Stated problem
Locate and copy each line in the data that contains the word "Output".

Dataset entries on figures
====================

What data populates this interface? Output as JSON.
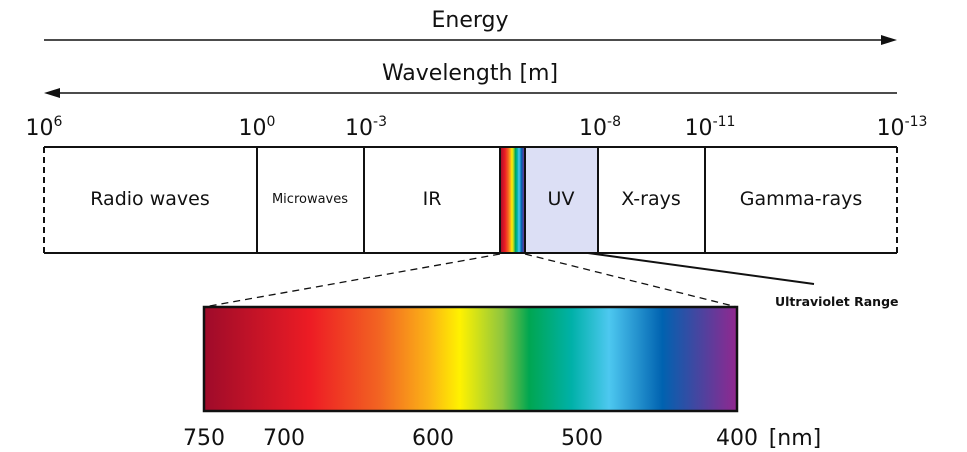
{
  "energy_label": "Energy",
  "wavelength_label": "Wavelength [m]",
  "scale_ticks": [
    {
      "base": "10",
      "exp": "6"
    },
    {
      "base": "10",
      "exp": "0"
    },
    {
      "base": "10",
      "exp": "-3"
    },
    {
      "base": "10",
      "exp": "-8"
    },
    {
      "base": "10",
      "exp": "-11"
    },
    {
      "base": "10",
      "exp": "-13"
    }
  ],
  "bands": {
    "radio": "Radio waves",
    "microwaves": "Microwaves",
    "ir": "IR",
    "uv": "UV",
    "xrays": "X-rays",
    "gamma": "Gamma-rays"
  },
  "uv_callout": "Ultraviolet Range",
  "visible_ticks": [
    "750",
    "700",
    "600",
    "500",
    "400"
  ],
  "visible_unit": "[nm]",
  "colors": {
    "uv_fill": "#dcdff5",
    "spectrum": [
      "#9e0b2a",
      "#ed1c24",
      "#f26522",
      "#fbb116",
      "#fff200",
      "#8dc63f",
      "#00a651",
      "#00b1a9",
      "#4dc8f0",
      "#0062b0",
      "#92278f"
    ]
  }
}
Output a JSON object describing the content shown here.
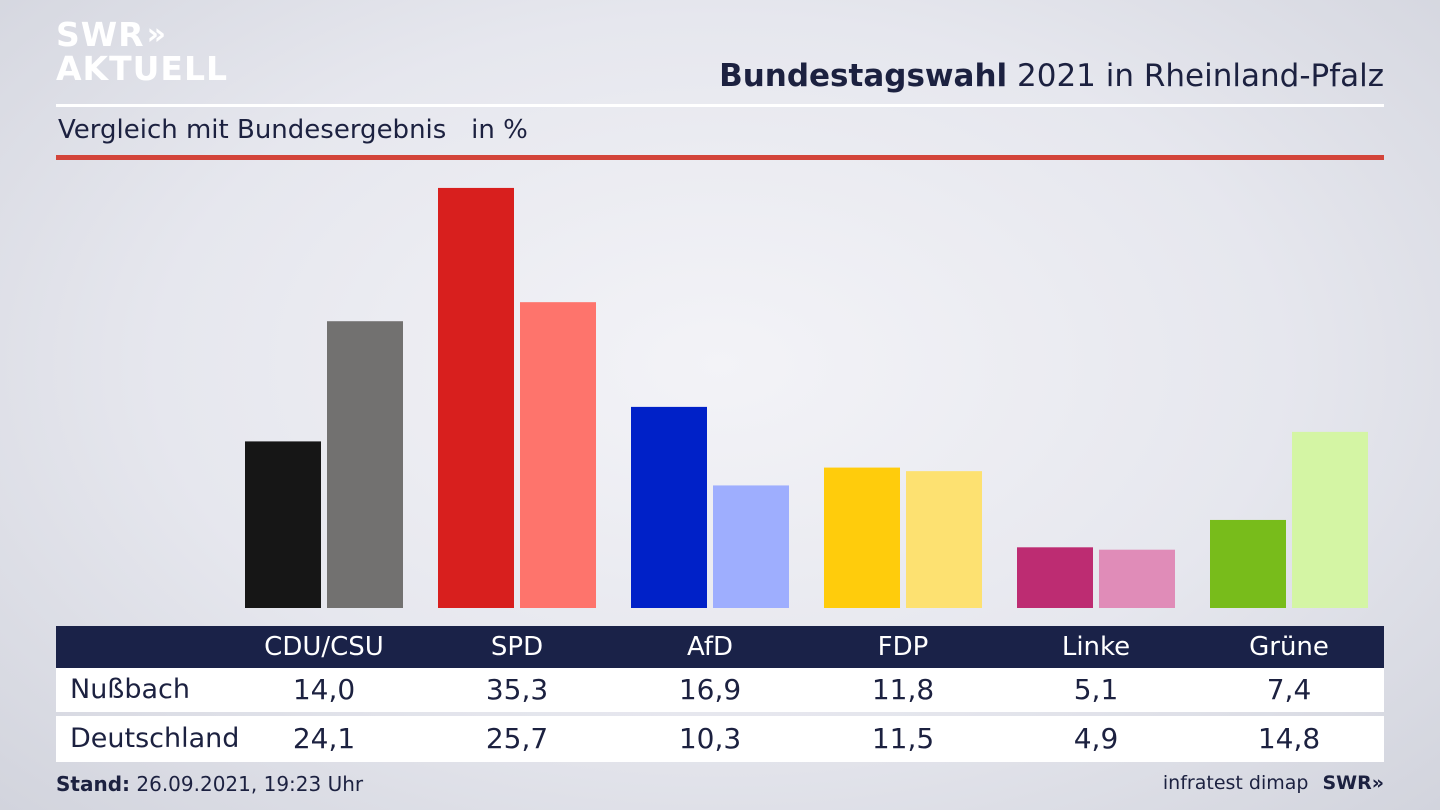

====================

Task result
What data populates this interface? Output as JSON.
Output a JSON object describing the content shown here.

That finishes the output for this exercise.